▶ WRITTEN PROBLEM:
All records below must be retyped exactly.

▶ PROVIDED RECORDS:
□ □ □
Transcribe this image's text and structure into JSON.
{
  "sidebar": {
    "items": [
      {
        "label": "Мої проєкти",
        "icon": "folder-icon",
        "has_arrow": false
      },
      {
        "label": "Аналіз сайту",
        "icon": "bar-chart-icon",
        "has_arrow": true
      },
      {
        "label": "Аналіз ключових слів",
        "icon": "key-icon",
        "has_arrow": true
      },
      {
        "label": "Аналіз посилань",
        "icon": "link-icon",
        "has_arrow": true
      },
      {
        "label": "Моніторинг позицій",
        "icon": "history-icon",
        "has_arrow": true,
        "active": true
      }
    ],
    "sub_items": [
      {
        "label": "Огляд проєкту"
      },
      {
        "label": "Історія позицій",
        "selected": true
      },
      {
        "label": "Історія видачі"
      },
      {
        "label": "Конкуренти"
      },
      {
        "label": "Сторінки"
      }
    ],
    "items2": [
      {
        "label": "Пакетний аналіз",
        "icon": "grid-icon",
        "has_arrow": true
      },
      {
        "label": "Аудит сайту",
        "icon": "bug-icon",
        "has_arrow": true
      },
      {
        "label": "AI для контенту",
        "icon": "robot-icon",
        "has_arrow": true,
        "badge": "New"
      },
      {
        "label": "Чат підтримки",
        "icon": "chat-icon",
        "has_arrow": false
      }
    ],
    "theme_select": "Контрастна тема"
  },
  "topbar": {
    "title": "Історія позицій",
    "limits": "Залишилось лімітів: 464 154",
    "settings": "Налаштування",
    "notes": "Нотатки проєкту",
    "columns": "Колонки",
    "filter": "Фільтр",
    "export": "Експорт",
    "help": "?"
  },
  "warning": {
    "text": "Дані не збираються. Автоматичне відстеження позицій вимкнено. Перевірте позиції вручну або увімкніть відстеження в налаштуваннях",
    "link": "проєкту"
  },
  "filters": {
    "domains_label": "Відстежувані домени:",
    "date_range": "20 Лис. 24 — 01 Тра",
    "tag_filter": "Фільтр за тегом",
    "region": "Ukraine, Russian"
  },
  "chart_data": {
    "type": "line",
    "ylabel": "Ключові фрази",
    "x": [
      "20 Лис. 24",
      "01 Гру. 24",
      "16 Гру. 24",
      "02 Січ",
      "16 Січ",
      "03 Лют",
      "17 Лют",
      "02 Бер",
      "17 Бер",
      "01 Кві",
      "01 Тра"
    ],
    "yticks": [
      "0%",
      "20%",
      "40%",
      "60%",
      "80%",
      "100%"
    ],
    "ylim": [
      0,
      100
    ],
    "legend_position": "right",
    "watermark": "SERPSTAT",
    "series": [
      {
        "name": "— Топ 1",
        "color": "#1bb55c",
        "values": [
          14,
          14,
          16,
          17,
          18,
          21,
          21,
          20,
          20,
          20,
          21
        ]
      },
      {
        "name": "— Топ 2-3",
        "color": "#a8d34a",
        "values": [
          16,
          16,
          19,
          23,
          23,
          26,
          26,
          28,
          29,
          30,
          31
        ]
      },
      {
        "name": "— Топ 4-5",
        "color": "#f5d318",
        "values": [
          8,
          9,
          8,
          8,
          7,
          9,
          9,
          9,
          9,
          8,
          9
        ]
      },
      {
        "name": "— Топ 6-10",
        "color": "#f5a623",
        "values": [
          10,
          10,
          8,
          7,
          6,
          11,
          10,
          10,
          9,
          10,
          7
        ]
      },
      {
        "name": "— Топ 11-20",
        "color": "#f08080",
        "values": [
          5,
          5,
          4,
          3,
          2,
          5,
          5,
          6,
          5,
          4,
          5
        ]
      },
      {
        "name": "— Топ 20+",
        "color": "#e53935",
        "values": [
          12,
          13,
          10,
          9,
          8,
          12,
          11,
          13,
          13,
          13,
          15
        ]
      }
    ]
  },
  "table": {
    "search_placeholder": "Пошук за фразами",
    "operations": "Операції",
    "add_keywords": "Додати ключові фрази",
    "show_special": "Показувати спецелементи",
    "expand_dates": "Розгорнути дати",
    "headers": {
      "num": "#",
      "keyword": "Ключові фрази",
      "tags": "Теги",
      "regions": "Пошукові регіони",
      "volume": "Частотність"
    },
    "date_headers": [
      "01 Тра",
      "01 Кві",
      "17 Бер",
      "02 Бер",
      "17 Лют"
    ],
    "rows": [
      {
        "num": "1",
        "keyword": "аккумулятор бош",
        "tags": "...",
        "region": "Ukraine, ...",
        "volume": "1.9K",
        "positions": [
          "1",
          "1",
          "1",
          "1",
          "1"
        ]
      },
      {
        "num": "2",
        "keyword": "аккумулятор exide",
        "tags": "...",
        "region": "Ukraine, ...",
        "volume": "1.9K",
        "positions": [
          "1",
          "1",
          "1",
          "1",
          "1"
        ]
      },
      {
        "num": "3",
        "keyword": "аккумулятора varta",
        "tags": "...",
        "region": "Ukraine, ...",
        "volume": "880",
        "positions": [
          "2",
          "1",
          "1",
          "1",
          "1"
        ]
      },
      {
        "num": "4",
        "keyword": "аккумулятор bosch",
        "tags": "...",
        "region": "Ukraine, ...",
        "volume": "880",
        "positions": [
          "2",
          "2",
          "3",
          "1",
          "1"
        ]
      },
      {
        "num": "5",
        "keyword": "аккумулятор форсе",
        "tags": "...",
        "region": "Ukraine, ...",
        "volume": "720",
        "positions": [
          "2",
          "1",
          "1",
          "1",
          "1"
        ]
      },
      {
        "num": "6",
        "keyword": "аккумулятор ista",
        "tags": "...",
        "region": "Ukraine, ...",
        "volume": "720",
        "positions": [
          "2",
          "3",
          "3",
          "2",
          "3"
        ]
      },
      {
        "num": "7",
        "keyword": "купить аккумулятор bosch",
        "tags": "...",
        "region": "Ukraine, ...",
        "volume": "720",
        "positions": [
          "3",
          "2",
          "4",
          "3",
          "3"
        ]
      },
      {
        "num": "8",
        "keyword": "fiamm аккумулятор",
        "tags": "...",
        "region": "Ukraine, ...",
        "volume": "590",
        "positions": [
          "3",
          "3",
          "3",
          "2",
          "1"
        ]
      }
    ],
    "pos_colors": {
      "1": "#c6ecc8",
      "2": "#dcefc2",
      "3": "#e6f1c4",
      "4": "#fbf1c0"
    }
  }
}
□ □ □
▶ COMPLETED EXERCISE:
Transcribe this image's text and structure into JSON.
{
  "sidebar": {
    "items": [
      {
        "label": "Мої проєкти",
        "icon": "folder-icon",
        "has_arrow": false
      },
      {
        "label": "Аналіз сайту",
        "icon": "bar-chart-icon",
        "has_arrow": true
      },
      {
        "label": "Аналіз ключових слів",
        "icon": "key-icon",
        "has_arrow": true
      },
      {
        "label": "Аналіз посилань",
        "icon": "link-icon",
        "has_arrow": true
      },
      {
        "label": "Моніторинг позицій",
        "icon": "history-icon",
        "has_arrow": true,
        "active": true
      }
    ],
    "sub_items": [
      {
        "label": "Огляд проєкту"
      },
      {
        "label": "Історія позицій",
        "selected": true
      },
      {
        "label": "Історія видачі"
      },
      {
        "label": "Конкуренти"
      },
      {
        "label": "Сторінки"
      }
    ],
    "items2": [
      {
        "label": "Пакетний аналіз",
        "icon": "grid-icon",
        "has_arrow": true
      },
      {
        "label": "Аудит сайту",
        "icon": "bug-icon",
        "has_arrow": true
      },
      {
        "label": "AI для контенту",
        "icon": "robot-icon",
        "has_arrow": true,
        "badge": "New"
      },
      {
        "label": "Чат підтримки",
        "icon": "chat-icon",
        "has_arrow": false
      }
    ],
    "theme_select": "Контрастна тема"
  },
  "topbar": {
    "title": "Історія позицій",
    "limits": "Залишилось лімітів: 464 154",
    "settings": "Налаштування",
    "notes": "Нотатки проєкту",
    "columns": "Колонки",
    "filter": "Фільтр",
    "export": "Експорт",
    "help": "?"
  },
  "warning": {
    "text": "Дані не збираються. Автоматичне відстеження позицій вимкнено. Перевірте позиції вручну або увімкніть відстеження в налаштуваннях",
    "link": "проєкту"
  },
  "filters": {
    "domains_label": "Відстежувані домени:",
    "date_range": "20 Лис. 24 — 01 Тра",
    "tag_filter": "Фільтр за тегом",
    "region": "Ukraine, Russian"
  },
  "chart_data": {
    "type": "line",
    "ylabel": "Ключові фрази",
    "x": [
      "20 Лис. 24",
      "01 Гру. 24",
      "16 Гру. 24",
      "02 Січ",
      "16 Січ",
      "03 Лют",
      "17 Лют",
      "02 Бер",
      "17 Бер",
      "01 Кві",
      "01 Тра"
    ],
    "yticks": [
      "0%",
      "20%",
      "40%",
      "60%",
      "80%",
      "100%"
    ],
    "ylim": [
      0,
      100
    ],
    "legend_position": "right",
    "watermark": "SERPSTAT",
    "series": [
      {
        "name": "— Топ 1",
        "color": "#1bb55c",
        "values": [
          14,
          14,
          16,
          17,
          18,
          21,
          21,
          20,
          20,
          20,
          21
        ]
      },
      {
        "name": "— Топ 2-3",
        "color": "#a8d34a",
        "values": [
          16,
          16,
          19,
          23,
          23,
          26,
          26,
          28,
          29,
          30,
          31
        ]
      },
      {
        "name": "— Топ 4-5",
        "color": "#f5d318",
        "values": [
          8,
          9,
          8,
          8,
          7,
          9,
          9,
          9,
          9,
          8,
          9
        ]
      },
      {
        "name": "— Топ 6-10",
        "color": "#f5a623",
        "values": [
          10,
          10,
          8,
          7,
          6,
          11,
          10,
          10,
          9,
          10,
          7
        ]
      },
      {
        "name": "— Топ 11-20",
        "color": "#f08080",
        "values": [
          5,
          5,
          4,
          3,
          2,
          5,
          5,
          6,
          5,
          4,
          5
        ]
      },
      {
        "name": "— Топ 20+",
        "color": "#e53935",
        "values": [
          12,
          13,
          10,
          9,
          8,
          12,
          11,
          13,
          13,
          13,
          15
        ]
      }
    ]
  },
  "table": {
    "search_placeholder": "Пошук за фразами",
    "operations": "Операції",
    "add_keywords": "Додати ключові фрази",
    "show_special": "Показувати спецелементи",
    "expand_dates": "Розгорнути дати",
    "headers": {
      "num": "#",
      "keyword": "Ключові фрази",
      "tags": "Теги",
      "regions": "Пошукові регіони",
      "volume": "Частотність"
    },
    "date_headers": [
      "01 Тра",
      "01 Кві",
      "17 Бер",
      "02 Бер",
      "17 Лют"
    ],
    "rows": [
      {
        "num": "1",
        "keyword": "аккумулятор бош",
        "tags": "...",
        "region": "Ukraine, ...",
        "volume": "1.9K",
        "positions": [
          "1",
          "1",
          "1",
          "1",
          "1"
        ]
      },
      {
        "num": "2",
        "keyword": "аккумулятор exide",
        "tags": "...",
        "region": "Ukraine, ...",
        "volume": "1.9K",
        "positions": [
          "1",
          "1",
          "1",
          "1",
          "1"
        ]
      },
      {
        "num": "3",
        "keyword": "аккумулятора varta",
        "tags": "...",
        "region": "Ukraine, ...",
        "volume": "880",
        "positions": [
          "2",
          "1",
          "1",
          "1",
          "1"
        ]
      },
      {
        "num": "4",
        "keyword": "аккумулятор bosch",
        "tags": "...",
        "region": "Ukraine, ...",
        "volume": "880",
        "positions": [
          "2",
          "2",
          "3",
          "1",
          "1"
        ]
      },
      {
        "num": "5",
        "keyword": "аккумулятор форсе",
        "tags": "...",
        "region": "Ukraine, ...",
        "volume": "720",
        "positions": [
          "2",
          "1",
          "1",
          "1",
          "1"
        ]
      },
      {
        "num": "6",
        "keyword": "аккумулятор ista",
        "tags": "...",
        "region": "Ukraine, ...",
        "volume": "720",
        "positions": [
          "2",
          "3",
          "3",
          "2",
          "3"
        ]
      },
      {
        "num": "7",
        "keyword": "купить аккумулятор bosch",
        "tags": "...",
        "region": "Ukraine, ...",
        "volume": "720",
        "positions": [
          "3",
          "2",
          "4",
          "3",
          "3"
        ]
      },
      {
        "num": "8",
        "keyword": "fiamm аккумулятор",
        "tags": "...",
        "region": "Ukraine, ...",
        "volume": "590",
        "positions": [
          "3",
          "3",
          "3",
          "2",
          "1"
        ]
      }
    ],
    "pos_colors": {
      "1": "#c6ecc8",
      "2": "#dcefc2",
      "3": "#e6f1c4",
      "4": "#fbf1c0"
    }
  }
}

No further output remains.